Required work - Copy each line of the entries that contains the word "Category".

Records for this exercise -
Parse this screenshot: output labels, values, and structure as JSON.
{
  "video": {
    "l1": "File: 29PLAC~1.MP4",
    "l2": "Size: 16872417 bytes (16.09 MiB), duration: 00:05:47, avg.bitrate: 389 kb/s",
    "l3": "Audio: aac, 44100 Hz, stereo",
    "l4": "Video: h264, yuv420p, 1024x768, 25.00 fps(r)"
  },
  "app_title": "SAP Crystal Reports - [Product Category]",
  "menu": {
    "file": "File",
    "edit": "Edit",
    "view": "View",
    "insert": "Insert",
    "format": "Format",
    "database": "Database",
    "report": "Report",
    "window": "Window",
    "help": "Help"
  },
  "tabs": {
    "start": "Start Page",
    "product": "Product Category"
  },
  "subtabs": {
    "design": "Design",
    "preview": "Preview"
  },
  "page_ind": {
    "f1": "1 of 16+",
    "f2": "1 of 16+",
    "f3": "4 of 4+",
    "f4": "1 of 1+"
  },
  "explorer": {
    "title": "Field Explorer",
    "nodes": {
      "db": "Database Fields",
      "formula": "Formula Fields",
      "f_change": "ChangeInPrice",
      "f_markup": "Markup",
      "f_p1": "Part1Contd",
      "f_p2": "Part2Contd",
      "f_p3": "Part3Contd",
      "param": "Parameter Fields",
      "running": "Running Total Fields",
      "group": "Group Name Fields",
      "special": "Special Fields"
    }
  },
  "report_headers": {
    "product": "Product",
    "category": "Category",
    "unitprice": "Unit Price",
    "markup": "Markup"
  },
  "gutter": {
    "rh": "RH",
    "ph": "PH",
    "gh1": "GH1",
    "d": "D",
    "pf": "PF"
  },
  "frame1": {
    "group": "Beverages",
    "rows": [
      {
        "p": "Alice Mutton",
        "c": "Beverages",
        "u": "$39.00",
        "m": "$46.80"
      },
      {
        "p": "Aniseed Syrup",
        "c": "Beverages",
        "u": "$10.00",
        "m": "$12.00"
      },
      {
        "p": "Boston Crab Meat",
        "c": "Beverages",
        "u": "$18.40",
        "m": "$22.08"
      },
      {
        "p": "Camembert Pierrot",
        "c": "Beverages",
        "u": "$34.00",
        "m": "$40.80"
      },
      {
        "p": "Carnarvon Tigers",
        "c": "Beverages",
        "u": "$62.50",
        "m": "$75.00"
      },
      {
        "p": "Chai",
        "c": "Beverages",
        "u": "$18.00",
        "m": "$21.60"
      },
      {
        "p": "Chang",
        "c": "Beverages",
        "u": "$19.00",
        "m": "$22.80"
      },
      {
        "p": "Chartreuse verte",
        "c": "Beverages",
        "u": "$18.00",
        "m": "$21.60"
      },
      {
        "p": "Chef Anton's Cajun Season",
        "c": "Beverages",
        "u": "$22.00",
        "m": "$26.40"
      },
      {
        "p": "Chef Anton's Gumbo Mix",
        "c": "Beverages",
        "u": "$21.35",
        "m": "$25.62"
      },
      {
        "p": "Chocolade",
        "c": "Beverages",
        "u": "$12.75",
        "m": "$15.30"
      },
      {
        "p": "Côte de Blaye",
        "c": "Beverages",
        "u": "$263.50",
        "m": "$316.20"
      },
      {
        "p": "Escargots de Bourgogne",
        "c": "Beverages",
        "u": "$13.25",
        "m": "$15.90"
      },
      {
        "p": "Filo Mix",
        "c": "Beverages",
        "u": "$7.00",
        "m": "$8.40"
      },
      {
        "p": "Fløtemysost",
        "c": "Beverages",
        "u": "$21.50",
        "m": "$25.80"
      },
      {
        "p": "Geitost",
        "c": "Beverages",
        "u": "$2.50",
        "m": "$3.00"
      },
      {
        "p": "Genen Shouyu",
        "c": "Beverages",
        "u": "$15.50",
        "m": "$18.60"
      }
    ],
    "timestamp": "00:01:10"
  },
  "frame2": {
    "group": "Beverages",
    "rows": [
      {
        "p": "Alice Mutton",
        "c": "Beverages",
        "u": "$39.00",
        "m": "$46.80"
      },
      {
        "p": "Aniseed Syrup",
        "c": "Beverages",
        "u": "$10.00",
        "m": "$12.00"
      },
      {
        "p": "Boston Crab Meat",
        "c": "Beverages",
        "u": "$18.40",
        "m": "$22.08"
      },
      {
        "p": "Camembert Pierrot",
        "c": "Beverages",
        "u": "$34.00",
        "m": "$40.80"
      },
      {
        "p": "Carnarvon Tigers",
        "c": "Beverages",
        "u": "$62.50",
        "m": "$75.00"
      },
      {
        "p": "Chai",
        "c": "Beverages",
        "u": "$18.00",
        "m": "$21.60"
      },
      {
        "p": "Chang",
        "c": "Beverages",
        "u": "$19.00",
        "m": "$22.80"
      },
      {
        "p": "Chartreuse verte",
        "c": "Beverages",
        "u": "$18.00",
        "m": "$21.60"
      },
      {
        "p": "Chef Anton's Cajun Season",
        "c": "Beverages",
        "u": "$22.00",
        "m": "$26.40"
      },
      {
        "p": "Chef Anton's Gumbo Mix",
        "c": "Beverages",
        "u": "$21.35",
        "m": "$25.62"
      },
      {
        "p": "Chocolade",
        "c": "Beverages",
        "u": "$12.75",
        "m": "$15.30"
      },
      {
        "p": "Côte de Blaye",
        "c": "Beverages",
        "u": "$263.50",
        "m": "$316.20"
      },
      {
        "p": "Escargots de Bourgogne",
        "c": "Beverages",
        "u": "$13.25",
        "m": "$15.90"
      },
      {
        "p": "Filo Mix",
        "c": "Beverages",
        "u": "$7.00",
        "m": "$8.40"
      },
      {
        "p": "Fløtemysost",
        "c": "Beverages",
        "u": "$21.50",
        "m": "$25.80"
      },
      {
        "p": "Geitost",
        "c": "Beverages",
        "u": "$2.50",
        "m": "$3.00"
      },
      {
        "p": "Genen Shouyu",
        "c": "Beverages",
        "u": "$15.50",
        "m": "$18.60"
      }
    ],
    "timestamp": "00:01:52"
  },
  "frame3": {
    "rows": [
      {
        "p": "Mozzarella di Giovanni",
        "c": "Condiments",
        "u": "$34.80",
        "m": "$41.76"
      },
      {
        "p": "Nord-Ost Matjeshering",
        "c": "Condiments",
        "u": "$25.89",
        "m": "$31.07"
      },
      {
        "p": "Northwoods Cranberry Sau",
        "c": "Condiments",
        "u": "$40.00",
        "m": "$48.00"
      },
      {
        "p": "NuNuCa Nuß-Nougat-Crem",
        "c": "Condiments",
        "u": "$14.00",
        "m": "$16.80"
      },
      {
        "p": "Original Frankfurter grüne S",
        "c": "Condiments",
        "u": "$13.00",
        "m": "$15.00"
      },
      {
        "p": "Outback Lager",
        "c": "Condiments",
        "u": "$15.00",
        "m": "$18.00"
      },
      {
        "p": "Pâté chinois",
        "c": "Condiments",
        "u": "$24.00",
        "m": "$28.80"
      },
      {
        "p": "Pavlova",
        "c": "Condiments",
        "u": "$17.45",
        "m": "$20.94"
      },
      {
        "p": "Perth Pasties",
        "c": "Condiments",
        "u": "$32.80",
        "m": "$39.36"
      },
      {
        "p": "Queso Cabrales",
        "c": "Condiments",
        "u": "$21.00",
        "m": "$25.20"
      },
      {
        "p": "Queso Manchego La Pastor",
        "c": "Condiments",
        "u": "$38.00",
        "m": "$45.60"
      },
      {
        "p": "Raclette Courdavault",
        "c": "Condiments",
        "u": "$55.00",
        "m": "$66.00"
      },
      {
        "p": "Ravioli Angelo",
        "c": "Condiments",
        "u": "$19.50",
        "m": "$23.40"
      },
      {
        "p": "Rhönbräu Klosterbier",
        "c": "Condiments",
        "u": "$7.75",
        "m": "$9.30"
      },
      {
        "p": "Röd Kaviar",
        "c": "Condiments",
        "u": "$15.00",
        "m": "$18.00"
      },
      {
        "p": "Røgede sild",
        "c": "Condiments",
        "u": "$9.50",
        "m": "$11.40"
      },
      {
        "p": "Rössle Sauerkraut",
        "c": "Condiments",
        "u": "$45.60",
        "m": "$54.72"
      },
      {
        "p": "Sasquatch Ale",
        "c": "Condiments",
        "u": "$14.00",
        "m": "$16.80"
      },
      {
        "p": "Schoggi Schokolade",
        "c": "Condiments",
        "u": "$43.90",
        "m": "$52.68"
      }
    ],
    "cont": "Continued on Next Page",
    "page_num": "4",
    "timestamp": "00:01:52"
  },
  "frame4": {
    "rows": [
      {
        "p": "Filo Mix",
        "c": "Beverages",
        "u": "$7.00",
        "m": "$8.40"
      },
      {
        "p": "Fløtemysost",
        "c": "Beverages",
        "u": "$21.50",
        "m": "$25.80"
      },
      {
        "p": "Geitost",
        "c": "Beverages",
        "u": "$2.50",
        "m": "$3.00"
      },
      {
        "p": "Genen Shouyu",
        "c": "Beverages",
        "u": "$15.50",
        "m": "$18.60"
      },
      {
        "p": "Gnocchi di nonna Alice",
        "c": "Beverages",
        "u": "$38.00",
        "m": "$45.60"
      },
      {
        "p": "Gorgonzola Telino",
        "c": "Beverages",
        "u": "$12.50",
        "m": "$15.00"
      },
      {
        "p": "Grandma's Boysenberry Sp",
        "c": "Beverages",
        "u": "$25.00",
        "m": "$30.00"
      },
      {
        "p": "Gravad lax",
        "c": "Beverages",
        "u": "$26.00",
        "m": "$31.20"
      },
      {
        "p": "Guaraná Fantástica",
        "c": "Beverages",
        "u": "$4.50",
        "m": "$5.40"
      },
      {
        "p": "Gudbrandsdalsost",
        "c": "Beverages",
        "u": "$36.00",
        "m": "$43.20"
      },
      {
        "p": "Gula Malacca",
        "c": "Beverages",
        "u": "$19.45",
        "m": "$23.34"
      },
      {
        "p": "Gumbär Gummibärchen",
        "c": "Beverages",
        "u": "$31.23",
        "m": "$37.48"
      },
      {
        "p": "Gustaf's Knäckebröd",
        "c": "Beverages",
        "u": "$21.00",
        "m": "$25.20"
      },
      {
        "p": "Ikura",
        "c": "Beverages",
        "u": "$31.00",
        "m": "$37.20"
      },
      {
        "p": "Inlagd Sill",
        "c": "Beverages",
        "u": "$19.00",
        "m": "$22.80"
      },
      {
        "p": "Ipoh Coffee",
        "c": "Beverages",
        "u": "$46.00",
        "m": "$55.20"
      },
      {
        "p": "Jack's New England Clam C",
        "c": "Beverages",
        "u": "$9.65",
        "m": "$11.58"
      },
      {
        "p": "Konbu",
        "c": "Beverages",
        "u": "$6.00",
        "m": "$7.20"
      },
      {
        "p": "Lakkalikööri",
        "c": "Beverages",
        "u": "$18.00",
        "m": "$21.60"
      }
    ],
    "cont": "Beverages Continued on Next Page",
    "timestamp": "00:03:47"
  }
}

Exercise answer -
  "app_title": "SAP Crystal Reports - [Product Category]",
    "product": "Product Category"
    "category": "Category",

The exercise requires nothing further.